--- Start ---
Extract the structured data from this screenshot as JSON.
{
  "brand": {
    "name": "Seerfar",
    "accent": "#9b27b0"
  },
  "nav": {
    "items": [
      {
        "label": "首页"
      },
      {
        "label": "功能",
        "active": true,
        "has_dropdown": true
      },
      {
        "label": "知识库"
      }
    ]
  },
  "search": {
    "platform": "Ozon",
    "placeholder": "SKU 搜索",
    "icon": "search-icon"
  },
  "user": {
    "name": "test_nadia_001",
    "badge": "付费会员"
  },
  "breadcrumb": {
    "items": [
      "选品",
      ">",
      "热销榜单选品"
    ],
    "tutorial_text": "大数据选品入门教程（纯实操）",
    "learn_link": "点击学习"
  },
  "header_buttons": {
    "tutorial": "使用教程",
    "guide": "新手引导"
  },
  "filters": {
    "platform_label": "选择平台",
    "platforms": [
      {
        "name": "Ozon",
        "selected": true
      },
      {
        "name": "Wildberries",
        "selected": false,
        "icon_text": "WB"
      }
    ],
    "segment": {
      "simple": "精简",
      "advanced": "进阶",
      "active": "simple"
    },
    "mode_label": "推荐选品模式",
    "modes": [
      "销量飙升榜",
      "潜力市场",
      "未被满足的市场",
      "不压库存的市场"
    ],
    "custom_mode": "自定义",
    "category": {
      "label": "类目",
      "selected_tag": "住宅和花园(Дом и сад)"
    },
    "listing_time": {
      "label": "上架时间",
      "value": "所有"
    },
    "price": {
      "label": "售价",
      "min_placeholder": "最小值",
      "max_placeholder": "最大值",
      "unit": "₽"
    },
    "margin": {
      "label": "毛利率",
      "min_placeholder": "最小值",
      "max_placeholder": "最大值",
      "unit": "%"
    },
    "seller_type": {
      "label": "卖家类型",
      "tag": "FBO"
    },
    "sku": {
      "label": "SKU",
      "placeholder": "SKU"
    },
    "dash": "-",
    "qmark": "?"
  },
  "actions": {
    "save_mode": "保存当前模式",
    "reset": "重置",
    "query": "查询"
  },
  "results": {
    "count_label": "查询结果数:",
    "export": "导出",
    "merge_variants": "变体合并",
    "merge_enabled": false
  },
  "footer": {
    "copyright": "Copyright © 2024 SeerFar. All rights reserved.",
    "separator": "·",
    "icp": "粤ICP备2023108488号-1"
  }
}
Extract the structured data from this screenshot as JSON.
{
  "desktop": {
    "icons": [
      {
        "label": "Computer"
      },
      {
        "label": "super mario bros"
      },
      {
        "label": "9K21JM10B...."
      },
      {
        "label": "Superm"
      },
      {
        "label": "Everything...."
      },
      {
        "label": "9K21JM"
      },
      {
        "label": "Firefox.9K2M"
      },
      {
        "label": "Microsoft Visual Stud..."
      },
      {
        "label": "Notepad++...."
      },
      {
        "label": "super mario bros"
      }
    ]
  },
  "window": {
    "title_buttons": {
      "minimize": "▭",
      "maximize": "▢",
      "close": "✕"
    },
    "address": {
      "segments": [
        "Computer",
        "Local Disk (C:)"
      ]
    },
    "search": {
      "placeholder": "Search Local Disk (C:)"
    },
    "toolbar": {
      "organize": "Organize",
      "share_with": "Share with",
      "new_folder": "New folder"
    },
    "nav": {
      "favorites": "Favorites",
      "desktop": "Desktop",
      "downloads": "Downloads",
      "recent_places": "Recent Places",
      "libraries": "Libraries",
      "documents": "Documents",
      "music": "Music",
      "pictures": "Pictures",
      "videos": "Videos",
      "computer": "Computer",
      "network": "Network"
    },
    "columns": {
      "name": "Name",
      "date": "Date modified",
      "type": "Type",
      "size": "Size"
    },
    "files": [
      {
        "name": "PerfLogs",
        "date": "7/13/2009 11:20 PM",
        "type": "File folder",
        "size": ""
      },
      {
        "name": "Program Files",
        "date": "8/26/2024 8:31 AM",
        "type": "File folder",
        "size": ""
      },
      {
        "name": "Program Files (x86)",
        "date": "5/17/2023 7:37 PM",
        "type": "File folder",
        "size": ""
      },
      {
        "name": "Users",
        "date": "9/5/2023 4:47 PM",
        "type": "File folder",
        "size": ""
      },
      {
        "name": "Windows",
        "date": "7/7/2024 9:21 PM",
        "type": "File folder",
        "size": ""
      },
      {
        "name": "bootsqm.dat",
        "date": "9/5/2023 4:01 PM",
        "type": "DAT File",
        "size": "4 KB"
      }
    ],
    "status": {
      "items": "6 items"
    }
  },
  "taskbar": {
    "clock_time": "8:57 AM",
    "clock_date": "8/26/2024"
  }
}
--- End ---
WRITTEN EXERCISE >> Gather up the lines that contain the word "false".

TASK RESULT >>
        "selected": false,
    "merge_enabled": false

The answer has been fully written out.